**PROBLEM TO WORK ON**. Locate the string "contemporary" in the records below. Copy every line where it occurs.

**RECORDS SUPPLIED**.
--- begin ---

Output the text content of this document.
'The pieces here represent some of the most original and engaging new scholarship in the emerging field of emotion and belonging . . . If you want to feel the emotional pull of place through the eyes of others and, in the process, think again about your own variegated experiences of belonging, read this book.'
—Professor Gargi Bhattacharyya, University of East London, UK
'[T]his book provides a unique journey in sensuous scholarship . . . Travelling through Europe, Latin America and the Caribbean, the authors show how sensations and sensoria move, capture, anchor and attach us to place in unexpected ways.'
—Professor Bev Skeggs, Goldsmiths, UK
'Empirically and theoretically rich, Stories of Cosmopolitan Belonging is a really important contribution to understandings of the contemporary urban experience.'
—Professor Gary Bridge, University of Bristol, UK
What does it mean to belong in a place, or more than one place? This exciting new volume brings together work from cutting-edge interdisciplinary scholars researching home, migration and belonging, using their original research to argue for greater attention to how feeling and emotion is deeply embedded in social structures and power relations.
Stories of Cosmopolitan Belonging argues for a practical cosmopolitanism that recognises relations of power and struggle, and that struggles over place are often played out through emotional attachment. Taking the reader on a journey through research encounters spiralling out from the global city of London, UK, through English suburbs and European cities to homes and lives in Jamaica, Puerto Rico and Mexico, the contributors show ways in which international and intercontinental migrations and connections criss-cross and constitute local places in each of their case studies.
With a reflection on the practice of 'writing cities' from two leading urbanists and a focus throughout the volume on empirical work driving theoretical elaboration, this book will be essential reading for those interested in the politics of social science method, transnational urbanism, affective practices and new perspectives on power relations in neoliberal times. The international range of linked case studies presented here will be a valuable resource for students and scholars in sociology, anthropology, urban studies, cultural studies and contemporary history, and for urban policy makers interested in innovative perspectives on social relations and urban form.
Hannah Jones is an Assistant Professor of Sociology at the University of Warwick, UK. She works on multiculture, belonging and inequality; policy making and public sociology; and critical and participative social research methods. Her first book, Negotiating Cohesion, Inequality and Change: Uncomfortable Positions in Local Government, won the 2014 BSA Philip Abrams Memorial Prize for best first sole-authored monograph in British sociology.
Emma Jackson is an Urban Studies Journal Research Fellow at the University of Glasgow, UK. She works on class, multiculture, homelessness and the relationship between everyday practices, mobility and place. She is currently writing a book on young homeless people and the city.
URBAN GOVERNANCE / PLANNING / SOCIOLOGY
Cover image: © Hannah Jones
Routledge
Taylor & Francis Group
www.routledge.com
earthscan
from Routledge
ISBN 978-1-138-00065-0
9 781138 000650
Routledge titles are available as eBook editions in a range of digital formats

--- end ---

**REPLY**.
'Empirically and theoretically rich, Stories of Cosmopolitan Belonging is a really important contribution to understandings of the contemporary urban experience.'
With a reflection on the practice of 'writing cities' from two leading urbanists and a focus throughout the volume on empirical work driving theoretical elaboration, this book will be essential reading for those interested in the politics of social science method, transnational urbanism, affective practices and new perspectives on power relations in neoliberal times. The international range of linked case studies presented here will be a valuable resource for students and scholars in sociology, anthropology, urban studies, cultural studies and contemporary history, and for urban policy makers interested in innovative perspectives on social relations and urban form.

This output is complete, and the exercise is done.